Set problem
Each line of the material below that holds the word "автодоме" needs to be copied.

Dataset items
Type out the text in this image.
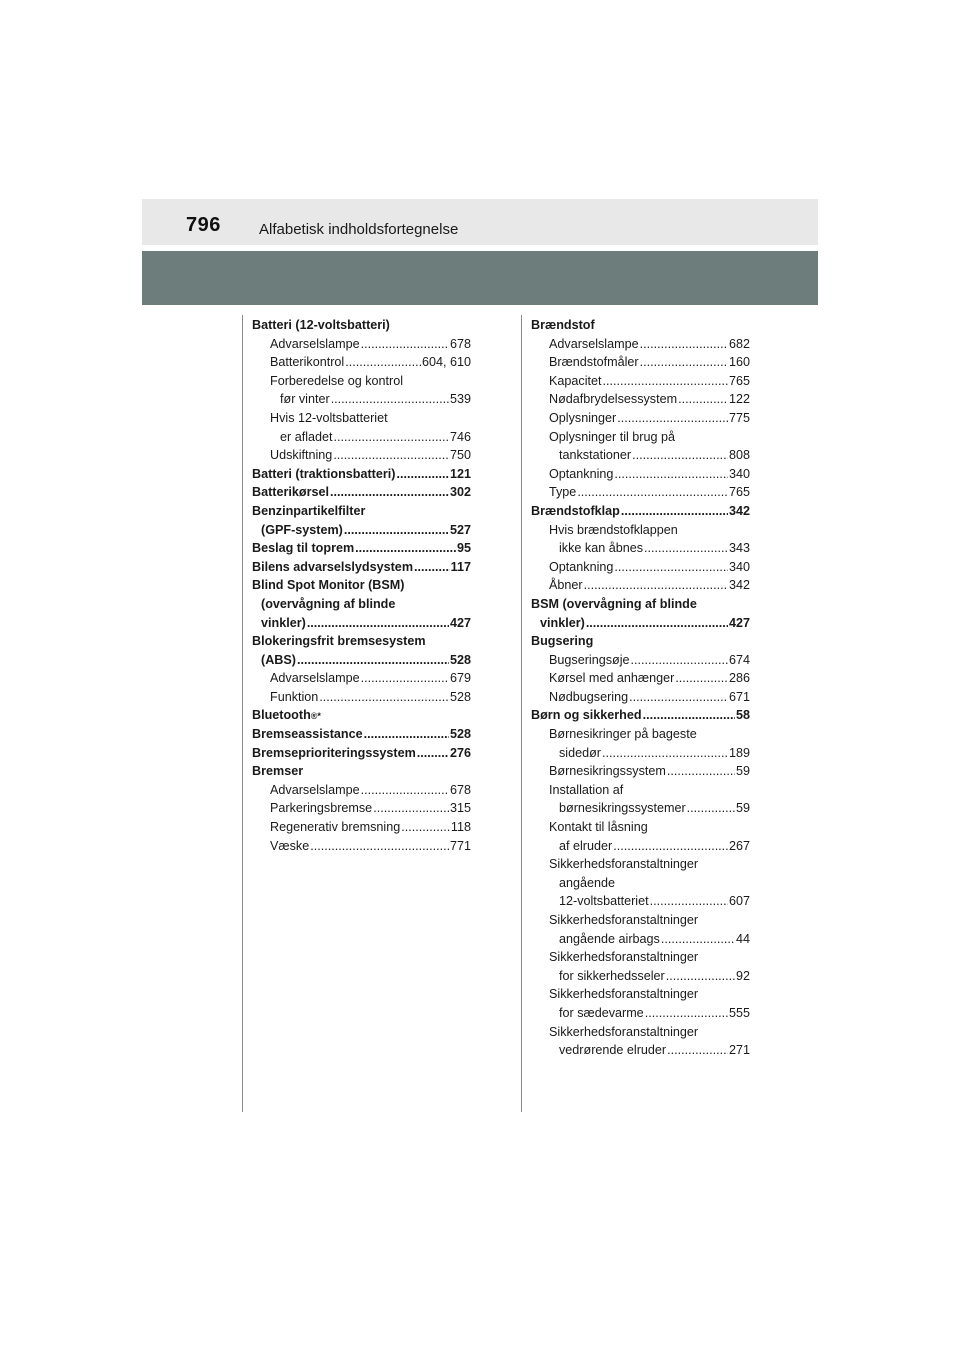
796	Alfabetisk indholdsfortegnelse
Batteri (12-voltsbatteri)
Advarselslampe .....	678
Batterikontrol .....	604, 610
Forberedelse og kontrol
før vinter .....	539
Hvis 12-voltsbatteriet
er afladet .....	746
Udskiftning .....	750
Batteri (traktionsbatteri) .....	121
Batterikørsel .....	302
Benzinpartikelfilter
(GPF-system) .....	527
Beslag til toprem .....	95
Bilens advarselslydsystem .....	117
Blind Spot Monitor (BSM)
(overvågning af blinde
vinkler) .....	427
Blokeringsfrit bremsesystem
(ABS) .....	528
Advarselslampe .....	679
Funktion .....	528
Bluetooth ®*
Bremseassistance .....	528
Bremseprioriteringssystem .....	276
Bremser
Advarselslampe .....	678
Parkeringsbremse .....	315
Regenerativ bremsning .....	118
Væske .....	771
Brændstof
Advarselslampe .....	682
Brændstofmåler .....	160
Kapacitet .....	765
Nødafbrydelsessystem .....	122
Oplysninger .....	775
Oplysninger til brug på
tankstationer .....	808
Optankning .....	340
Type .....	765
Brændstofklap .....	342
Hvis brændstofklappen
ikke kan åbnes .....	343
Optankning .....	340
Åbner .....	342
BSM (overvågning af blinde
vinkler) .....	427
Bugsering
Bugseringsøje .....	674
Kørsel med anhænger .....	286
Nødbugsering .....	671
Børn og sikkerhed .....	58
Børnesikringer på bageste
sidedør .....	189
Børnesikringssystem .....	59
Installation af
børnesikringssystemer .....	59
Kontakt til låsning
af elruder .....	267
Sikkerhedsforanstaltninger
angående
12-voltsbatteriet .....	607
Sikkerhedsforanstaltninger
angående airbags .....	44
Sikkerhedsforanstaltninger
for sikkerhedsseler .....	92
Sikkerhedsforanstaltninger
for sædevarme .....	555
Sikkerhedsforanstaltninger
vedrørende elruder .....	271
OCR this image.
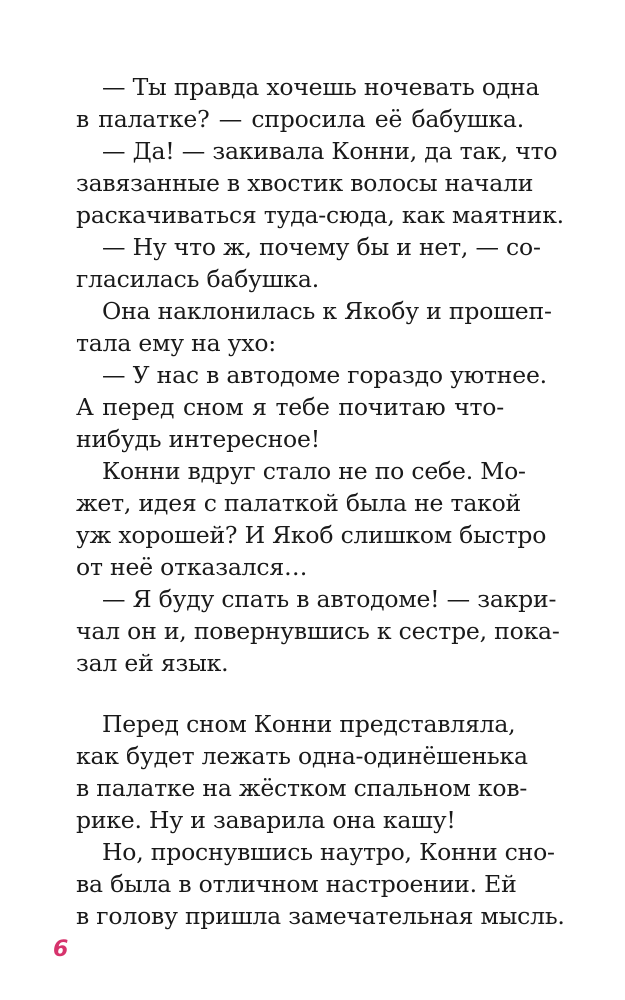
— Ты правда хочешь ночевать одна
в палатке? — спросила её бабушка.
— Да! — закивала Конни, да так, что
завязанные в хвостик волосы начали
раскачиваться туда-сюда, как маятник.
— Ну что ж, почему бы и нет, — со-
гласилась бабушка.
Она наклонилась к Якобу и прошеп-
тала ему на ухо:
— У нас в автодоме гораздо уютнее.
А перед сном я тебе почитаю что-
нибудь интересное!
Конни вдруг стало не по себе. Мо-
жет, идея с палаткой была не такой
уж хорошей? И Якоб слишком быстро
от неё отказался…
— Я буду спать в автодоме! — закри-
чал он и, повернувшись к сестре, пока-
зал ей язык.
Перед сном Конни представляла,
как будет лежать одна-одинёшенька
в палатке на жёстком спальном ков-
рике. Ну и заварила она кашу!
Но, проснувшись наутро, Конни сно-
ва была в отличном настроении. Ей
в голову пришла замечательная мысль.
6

---

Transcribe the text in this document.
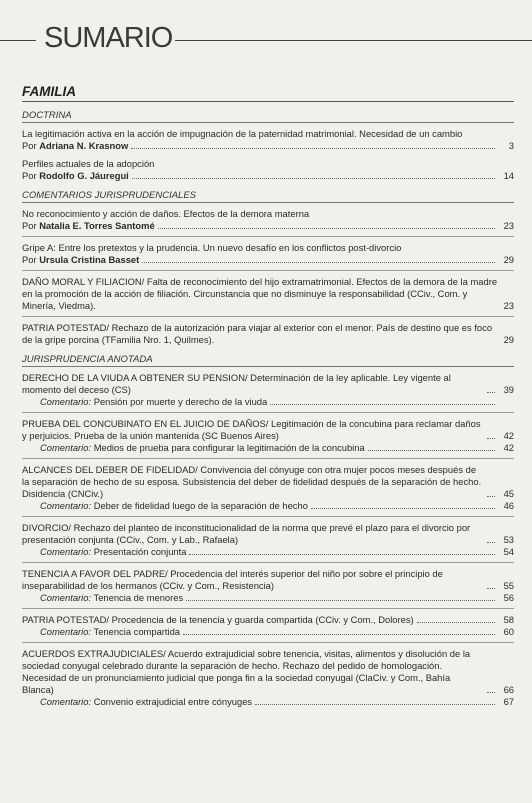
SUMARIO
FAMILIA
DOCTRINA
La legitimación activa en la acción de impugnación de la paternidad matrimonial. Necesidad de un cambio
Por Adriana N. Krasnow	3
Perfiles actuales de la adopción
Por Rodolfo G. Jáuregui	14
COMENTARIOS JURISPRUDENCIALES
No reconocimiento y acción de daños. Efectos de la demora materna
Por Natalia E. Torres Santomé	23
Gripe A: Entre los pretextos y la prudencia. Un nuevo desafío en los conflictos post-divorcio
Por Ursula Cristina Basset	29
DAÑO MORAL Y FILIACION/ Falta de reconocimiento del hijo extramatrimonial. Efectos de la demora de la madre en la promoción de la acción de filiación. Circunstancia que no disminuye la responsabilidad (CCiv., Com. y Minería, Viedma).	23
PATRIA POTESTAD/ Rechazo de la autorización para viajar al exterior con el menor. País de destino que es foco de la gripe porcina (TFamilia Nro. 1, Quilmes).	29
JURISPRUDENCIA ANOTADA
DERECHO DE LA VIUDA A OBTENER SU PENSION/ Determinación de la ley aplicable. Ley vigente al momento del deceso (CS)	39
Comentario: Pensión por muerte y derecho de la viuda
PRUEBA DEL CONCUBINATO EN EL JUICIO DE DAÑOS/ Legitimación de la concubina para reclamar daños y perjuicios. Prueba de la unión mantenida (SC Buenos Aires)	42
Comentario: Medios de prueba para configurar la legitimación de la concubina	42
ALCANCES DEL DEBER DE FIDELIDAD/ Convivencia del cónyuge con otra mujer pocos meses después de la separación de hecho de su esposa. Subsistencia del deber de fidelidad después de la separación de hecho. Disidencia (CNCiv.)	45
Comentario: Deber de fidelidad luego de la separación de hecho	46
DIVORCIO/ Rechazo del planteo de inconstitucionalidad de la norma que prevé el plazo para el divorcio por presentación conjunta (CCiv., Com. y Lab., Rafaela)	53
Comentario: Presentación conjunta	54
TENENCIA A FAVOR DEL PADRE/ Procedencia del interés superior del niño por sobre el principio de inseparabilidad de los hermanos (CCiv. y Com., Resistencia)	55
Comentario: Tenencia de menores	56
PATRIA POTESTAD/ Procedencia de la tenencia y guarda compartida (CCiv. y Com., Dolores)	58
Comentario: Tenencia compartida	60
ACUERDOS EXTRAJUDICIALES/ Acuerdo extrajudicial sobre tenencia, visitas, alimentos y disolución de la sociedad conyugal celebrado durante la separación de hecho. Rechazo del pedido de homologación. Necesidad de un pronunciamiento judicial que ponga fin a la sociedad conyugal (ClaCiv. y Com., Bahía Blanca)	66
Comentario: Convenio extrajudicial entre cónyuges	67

Output below
— У нас в автодоме гораздо уютнее.
— Я буду спать в автодоме! — закри-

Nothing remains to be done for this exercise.